*Source extract*.

BCL-X(L) DISPLAYS RESTRICTED DISTRIBUTION DURING T-CELL DEVELOPMENT AND INHIBITS MULTIPLE FORMS OF APOPTOSIS BUT NOT CLONAL DELETION IN TRANSGENIC MICE

The survival of T lymphocytes is tightly controlled during development. Here, we show that Bcl-x(L), a protein homologue of Bcl-2, is highly regulated in the thymus in a pattern different than that of Bcl-2. The maximum expression was in CD4(+)CD8(+) thymocytes, a developmental stage where Bcl-2 is downregulated. To assess the role of Bcl-x(L) in thymocyte apoptosis, we generated mice overexpressing an E mu-bcl-x transgene within the T cell compartment. Constitutive expression of Bcl-x(L) resulted in accumulation of thymocytes and mature T cells in lymphoid organs. Thymocytes overexpressing Bcl-x(L) exhibited increased viability in vitro and were resistant to apoptosis induced by different signals, including glucocorticoid, gamma irradiation, calcium ionophore, and CD3 cross-linking. However, Bcl-x(L) was unable to block clonal deletion of thymocytes reactive with self-superantigens or H-Y antigen. These studies demonstrate that Bcl-2 and Bcl-x(L), two functionally related proteins, are regulated independently during T cell development. In contrast to Bcl-2, which has been implicated in the maintenance of mature T cells, Bcl-x(L) appears to provide a survival signal for the maintenance of more immature CD4(+)CD8(+) thymocytes before positive selection.

*Problems to work on*.
(1) According to the Bcl-x(L) abstract, in which thymocytes was Bcl-x(L) expression highest?
(2) List every signal named in the Bcl-x(L) abstract whose induced apoptosis the thymocytes overexpressing Bcl-x(L) resisted.
The records that come next are from a different source than the text above.

*Source material*.
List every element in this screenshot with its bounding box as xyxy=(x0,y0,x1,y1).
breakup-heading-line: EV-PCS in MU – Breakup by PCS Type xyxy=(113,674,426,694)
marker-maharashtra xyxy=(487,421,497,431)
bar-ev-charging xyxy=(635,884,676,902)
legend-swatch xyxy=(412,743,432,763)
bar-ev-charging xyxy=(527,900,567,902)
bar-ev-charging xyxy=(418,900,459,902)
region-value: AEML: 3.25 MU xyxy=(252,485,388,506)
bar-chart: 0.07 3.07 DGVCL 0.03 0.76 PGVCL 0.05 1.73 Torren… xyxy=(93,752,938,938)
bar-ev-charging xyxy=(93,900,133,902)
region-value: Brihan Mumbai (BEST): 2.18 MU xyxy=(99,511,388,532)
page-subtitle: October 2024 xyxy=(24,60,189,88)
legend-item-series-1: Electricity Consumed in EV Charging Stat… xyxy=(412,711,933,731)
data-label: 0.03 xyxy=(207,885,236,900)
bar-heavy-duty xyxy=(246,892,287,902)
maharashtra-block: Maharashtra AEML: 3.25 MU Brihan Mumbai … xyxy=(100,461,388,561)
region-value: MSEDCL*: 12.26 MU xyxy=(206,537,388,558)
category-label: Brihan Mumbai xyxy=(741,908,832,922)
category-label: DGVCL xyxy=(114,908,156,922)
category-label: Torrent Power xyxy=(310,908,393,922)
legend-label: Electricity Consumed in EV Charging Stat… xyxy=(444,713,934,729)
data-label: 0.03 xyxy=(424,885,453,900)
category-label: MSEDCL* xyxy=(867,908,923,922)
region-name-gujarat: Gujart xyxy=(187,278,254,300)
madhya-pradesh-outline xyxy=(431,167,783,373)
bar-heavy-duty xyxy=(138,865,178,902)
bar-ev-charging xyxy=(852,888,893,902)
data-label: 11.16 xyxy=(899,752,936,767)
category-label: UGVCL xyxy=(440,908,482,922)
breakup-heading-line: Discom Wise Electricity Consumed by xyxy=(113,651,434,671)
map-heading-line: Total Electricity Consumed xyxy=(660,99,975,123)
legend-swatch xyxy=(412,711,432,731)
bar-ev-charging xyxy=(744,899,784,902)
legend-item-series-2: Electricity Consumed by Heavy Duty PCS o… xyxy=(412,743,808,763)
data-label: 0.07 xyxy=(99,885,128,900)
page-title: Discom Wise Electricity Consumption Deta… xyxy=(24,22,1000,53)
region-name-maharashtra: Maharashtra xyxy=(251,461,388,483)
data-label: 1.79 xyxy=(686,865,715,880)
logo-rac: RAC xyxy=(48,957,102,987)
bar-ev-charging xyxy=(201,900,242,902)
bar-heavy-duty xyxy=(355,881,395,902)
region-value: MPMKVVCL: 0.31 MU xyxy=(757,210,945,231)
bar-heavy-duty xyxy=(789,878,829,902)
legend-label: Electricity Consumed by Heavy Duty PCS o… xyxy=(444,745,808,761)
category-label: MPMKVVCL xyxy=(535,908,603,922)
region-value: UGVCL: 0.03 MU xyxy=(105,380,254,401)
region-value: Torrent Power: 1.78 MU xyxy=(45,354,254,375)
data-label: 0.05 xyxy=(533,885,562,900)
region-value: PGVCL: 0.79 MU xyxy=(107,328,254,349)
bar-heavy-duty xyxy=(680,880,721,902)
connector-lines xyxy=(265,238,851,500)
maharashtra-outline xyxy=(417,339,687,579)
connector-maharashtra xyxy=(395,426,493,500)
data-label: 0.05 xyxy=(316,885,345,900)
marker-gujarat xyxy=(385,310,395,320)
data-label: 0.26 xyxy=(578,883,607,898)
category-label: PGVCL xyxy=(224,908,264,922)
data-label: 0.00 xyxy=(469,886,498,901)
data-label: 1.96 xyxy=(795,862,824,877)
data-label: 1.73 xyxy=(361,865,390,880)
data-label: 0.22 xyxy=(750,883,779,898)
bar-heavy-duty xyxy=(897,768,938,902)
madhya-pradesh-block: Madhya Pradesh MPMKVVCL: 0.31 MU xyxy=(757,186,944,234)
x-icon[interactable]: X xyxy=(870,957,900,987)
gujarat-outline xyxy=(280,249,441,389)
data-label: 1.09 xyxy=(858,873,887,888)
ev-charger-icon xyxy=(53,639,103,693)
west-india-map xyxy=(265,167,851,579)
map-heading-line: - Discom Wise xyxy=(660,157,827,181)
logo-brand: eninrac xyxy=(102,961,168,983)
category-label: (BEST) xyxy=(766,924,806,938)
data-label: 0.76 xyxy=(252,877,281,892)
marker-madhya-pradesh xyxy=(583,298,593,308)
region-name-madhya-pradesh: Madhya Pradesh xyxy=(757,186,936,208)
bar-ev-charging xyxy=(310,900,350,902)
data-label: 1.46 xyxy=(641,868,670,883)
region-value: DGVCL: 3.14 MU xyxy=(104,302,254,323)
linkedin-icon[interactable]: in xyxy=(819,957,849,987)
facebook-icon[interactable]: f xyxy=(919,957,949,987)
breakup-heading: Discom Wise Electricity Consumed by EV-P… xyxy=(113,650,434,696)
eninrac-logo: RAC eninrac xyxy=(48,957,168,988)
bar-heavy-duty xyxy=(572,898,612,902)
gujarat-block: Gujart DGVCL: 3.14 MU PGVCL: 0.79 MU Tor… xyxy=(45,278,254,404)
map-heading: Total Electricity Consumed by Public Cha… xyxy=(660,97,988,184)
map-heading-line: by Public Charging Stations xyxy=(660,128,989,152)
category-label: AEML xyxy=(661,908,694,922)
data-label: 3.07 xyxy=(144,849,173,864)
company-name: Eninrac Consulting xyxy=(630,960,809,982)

*Solutions*.
(1) CD4(+)CD8(+) thymocytes

(2)
- Glucocorticoid
- Gamma irradiation
- Calcium ionophore
- CD3 cross-linking